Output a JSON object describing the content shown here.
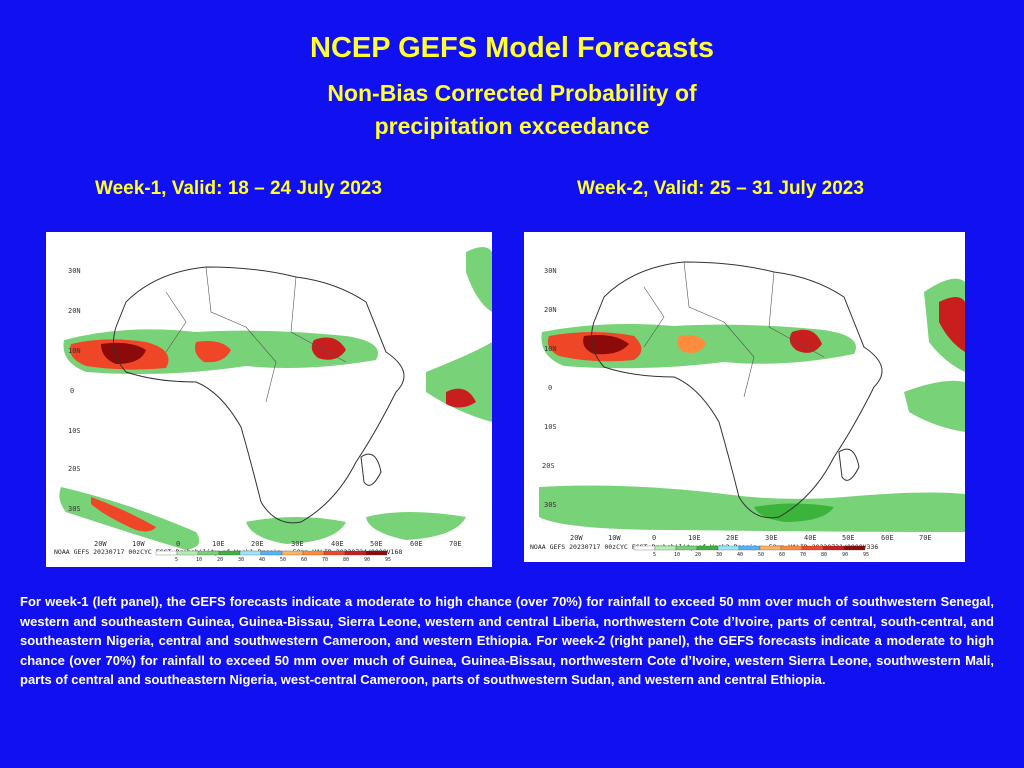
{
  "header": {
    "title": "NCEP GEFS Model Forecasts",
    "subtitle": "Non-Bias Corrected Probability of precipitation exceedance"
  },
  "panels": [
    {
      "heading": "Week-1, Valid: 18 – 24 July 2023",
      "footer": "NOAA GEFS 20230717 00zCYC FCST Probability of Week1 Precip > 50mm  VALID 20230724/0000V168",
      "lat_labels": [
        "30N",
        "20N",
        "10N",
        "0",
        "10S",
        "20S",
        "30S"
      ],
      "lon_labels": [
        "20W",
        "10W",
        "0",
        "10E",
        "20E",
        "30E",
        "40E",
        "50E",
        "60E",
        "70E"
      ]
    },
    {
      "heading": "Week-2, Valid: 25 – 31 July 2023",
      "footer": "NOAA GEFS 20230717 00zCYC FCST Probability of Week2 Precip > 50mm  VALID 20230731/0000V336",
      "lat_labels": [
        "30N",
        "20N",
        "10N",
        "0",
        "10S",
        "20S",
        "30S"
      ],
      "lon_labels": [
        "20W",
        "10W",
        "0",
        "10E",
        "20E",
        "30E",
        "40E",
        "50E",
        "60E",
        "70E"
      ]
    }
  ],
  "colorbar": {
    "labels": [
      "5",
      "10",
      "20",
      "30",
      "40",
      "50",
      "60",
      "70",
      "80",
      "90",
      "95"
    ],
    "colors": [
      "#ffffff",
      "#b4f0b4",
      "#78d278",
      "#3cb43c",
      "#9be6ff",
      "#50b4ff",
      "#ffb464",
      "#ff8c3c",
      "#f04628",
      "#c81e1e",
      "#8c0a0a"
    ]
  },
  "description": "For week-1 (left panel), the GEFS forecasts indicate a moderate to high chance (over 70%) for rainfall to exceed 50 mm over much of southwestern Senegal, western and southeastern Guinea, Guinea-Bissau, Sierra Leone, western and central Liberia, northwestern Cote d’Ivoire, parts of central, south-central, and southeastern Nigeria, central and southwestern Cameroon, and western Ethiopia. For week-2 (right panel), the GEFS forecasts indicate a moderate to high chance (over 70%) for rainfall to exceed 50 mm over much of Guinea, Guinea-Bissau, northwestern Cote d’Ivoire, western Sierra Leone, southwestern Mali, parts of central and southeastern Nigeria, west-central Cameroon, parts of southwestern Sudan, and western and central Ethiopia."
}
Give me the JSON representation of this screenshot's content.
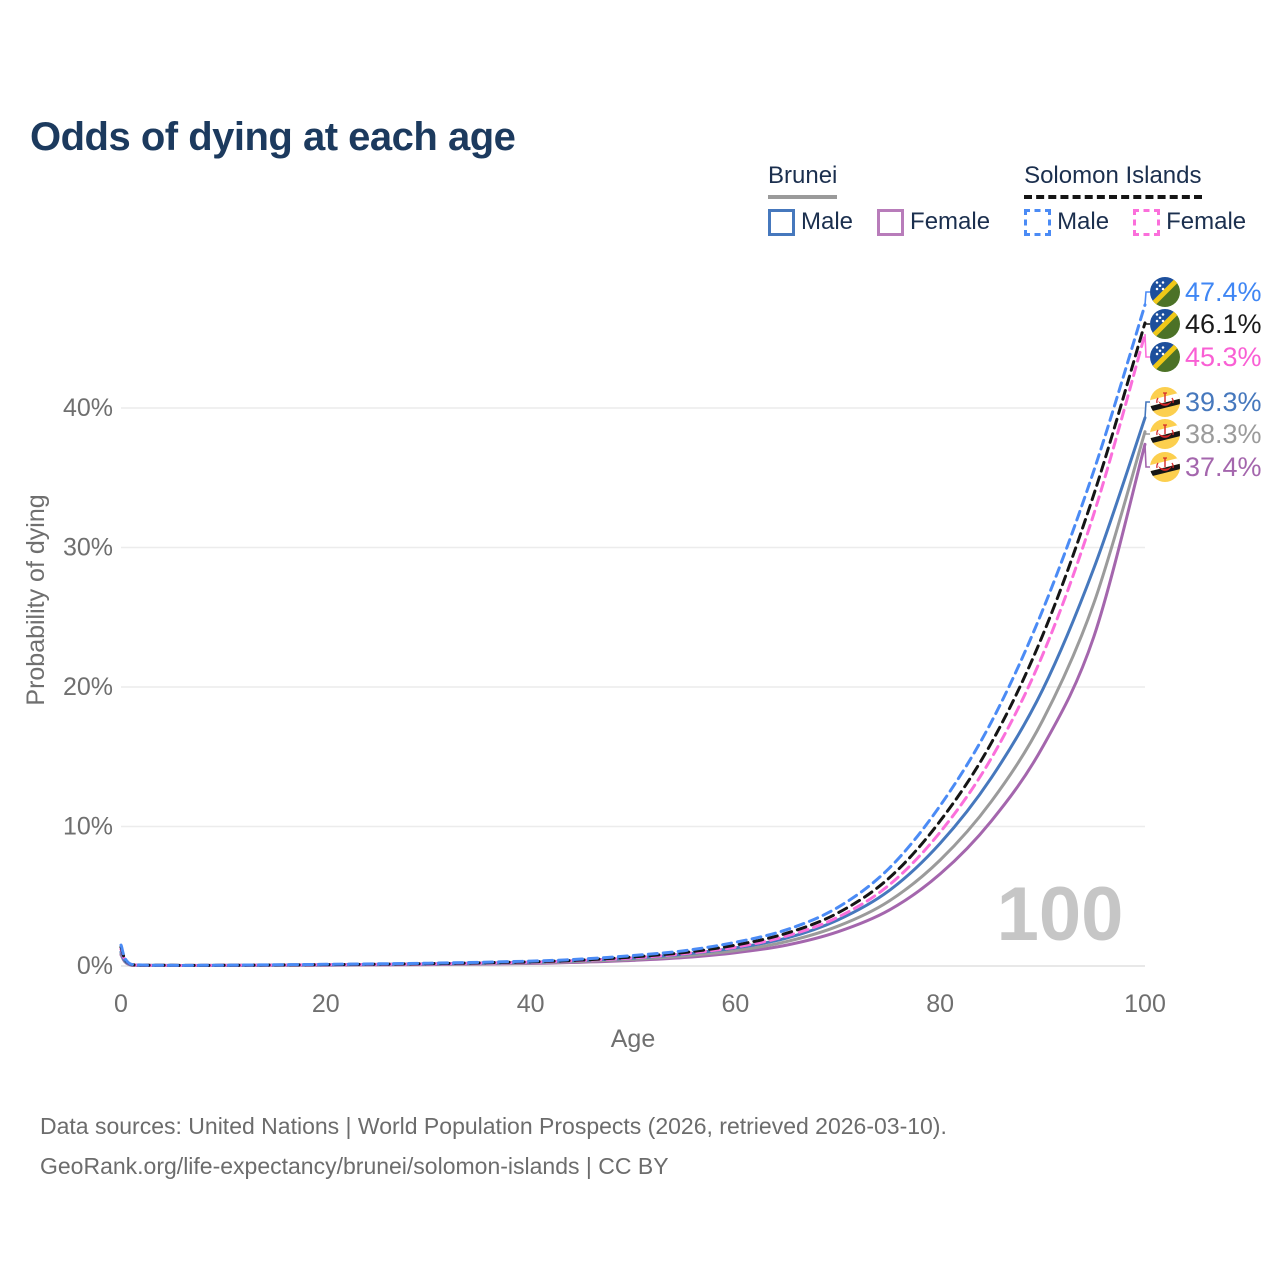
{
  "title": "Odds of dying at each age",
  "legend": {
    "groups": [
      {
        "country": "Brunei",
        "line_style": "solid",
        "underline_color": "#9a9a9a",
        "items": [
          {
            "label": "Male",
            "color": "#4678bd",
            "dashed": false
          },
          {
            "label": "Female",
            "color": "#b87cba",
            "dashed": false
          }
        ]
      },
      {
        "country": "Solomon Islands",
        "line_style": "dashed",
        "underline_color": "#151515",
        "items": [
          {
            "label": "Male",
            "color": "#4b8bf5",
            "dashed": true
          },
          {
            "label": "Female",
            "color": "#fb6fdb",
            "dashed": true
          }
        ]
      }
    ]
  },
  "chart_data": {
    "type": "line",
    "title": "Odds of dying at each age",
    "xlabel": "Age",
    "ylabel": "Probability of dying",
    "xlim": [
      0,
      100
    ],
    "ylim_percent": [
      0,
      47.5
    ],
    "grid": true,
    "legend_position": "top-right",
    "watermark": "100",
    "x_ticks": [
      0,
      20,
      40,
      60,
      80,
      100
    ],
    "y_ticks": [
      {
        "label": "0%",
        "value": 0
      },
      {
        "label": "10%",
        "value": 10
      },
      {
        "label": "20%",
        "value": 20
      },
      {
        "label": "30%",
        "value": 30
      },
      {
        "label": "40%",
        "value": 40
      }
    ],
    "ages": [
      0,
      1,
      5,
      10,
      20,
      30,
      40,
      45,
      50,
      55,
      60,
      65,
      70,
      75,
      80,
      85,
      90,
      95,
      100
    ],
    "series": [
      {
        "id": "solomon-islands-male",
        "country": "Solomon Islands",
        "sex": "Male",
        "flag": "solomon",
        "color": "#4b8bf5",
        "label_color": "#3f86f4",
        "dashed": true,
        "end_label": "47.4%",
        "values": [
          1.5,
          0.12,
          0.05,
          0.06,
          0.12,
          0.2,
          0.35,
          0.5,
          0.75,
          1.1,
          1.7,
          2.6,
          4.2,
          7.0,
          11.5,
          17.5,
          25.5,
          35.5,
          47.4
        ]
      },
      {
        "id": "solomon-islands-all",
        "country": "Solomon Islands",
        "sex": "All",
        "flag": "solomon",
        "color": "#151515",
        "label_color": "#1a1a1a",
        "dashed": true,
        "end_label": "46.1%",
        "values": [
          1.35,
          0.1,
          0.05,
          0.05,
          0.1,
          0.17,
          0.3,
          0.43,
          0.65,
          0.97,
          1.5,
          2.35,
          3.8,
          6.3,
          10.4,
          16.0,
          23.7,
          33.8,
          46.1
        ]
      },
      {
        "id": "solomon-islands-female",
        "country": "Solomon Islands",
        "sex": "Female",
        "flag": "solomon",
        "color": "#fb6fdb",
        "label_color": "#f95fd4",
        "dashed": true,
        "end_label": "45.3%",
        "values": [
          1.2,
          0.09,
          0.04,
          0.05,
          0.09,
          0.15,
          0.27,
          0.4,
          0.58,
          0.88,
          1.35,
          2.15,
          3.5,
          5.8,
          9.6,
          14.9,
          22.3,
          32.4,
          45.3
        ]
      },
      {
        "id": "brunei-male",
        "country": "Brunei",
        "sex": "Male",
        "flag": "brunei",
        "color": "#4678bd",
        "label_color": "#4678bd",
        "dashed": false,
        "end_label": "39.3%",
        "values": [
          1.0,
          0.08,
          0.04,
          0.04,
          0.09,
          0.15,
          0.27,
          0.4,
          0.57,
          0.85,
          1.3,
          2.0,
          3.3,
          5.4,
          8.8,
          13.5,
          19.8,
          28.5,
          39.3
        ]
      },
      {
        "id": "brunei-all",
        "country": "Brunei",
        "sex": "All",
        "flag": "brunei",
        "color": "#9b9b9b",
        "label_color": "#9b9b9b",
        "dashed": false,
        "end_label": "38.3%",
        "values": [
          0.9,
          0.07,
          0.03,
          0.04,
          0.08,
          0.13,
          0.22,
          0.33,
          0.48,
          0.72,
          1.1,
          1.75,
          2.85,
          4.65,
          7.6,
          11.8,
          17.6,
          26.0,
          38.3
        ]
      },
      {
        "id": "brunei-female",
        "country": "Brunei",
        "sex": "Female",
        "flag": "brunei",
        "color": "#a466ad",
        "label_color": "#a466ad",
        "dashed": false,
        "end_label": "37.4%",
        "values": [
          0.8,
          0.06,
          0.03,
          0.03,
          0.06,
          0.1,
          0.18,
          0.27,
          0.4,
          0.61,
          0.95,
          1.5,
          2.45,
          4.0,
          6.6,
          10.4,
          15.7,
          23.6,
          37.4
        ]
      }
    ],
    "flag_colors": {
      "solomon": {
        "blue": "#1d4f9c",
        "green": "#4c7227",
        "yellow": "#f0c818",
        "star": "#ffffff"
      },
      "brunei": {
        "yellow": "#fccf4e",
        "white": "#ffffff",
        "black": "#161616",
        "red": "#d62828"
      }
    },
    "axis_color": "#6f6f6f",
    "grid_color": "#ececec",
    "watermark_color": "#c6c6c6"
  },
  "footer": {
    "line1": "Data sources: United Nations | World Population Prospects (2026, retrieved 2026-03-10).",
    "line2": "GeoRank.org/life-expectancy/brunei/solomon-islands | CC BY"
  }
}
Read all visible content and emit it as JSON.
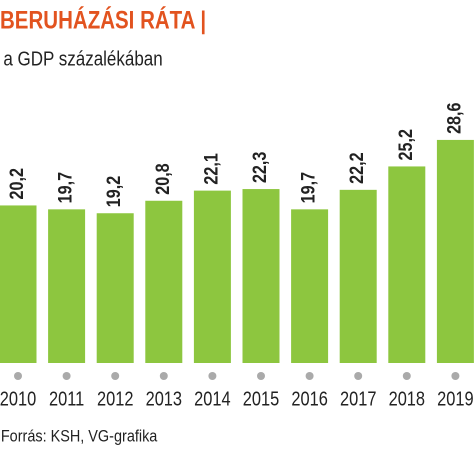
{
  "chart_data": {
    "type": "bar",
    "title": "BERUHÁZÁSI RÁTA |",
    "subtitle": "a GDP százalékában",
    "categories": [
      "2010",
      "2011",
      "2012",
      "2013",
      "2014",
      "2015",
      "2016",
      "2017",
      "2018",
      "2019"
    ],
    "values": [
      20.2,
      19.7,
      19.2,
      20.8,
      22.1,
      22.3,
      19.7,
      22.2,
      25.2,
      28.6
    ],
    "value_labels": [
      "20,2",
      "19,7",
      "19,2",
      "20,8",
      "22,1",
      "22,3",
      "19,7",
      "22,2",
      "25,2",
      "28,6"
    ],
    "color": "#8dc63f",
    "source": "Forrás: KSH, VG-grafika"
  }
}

WHAT TO WORK ON
Look over the listing. Pull out every line with the string "heading" in it.

EXERCISE RESPONSE
      "heading": "Week-1, Valid: 18 – 24 July 2023",
      "heading": "Week-2, Valid: 25 – 31 July 2023",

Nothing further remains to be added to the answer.